---------- The data ----------

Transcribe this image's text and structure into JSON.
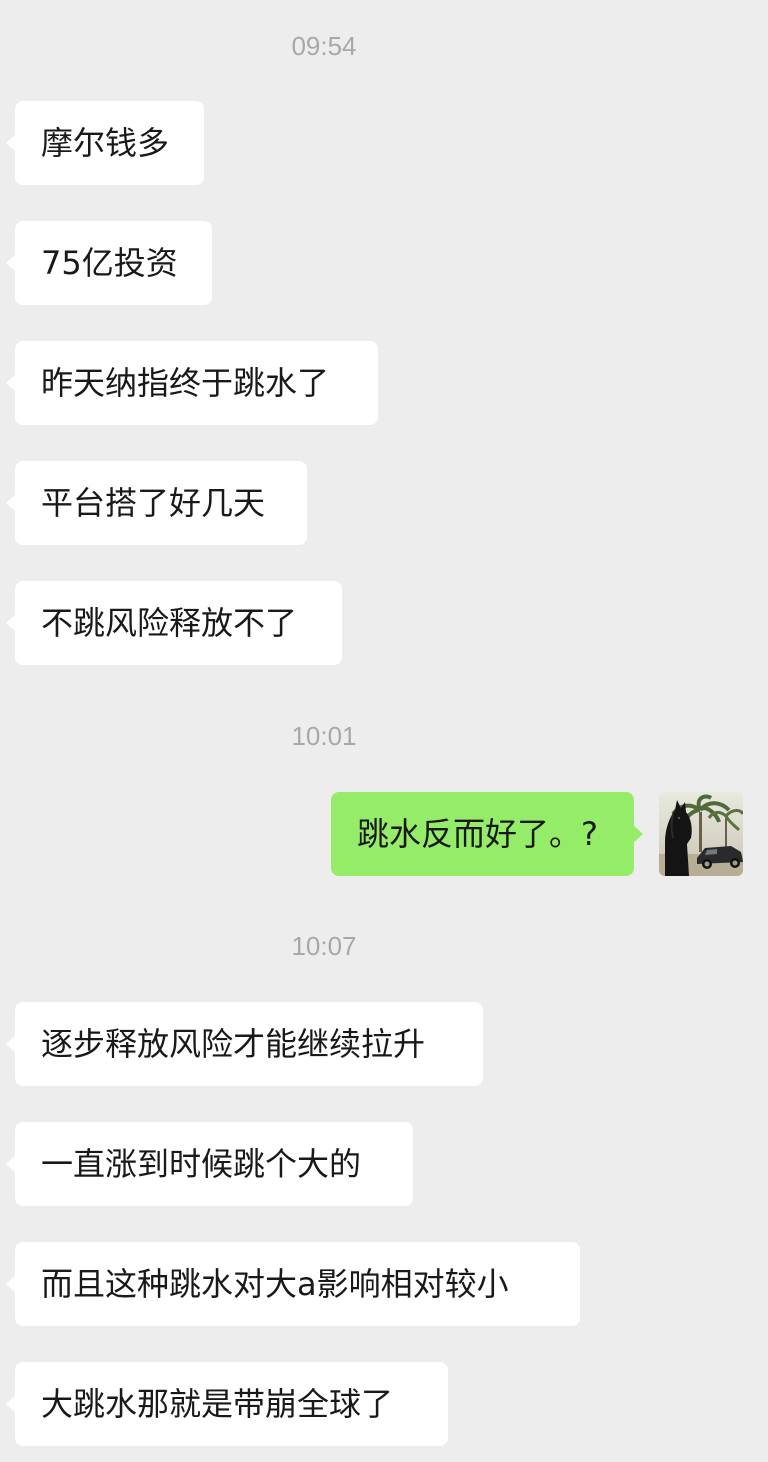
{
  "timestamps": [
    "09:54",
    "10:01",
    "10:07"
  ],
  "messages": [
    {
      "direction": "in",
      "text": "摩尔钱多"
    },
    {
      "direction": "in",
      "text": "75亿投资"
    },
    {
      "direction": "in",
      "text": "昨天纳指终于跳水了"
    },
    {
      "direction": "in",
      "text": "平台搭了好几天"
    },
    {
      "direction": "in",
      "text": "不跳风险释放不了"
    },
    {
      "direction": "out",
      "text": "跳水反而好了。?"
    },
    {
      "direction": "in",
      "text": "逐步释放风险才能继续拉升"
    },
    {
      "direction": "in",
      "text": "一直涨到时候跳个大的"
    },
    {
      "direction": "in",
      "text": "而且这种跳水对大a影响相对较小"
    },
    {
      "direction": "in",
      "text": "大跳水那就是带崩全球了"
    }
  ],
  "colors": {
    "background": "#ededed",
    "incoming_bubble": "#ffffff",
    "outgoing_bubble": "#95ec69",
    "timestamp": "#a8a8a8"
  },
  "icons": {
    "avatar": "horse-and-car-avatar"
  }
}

----------
---------- The data ----------

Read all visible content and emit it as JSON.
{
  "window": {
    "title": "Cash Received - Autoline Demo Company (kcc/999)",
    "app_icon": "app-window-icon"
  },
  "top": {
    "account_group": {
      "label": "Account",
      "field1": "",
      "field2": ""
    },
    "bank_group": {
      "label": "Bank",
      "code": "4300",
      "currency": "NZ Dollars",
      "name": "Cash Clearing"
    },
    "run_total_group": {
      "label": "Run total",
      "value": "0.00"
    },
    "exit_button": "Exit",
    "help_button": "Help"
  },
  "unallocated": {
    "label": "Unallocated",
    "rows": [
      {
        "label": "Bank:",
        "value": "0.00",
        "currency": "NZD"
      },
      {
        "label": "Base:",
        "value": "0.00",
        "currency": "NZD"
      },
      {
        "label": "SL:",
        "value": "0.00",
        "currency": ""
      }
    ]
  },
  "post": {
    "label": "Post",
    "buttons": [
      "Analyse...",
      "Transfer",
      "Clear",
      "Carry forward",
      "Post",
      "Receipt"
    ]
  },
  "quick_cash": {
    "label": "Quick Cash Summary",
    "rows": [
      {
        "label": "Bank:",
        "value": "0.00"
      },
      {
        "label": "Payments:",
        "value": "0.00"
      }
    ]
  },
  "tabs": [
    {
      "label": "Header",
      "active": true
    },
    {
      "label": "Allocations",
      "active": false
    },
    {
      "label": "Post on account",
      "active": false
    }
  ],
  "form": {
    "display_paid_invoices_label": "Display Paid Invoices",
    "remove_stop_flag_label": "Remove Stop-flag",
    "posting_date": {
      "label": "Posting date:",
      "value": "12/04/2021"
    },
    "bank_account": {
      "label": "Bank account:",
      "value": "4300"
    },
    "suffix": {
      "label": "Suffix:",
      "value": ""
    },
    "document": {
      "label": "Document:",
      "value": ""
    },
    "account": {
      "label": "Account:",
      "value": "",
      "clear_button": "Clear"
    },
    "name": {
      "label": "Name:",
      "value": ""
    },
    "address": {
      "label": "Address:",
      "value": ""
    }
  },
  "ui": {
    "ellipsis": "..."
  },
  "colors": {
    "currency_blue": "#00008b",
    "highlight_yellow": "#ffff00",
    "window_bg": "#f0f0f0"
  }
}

----------

**What you should do**
Copy every line above in which the string "JSON" shows up.

**Response to the task**
Transcribe this image's text and structure into JSON.
Read all visible content and emit it as JSON.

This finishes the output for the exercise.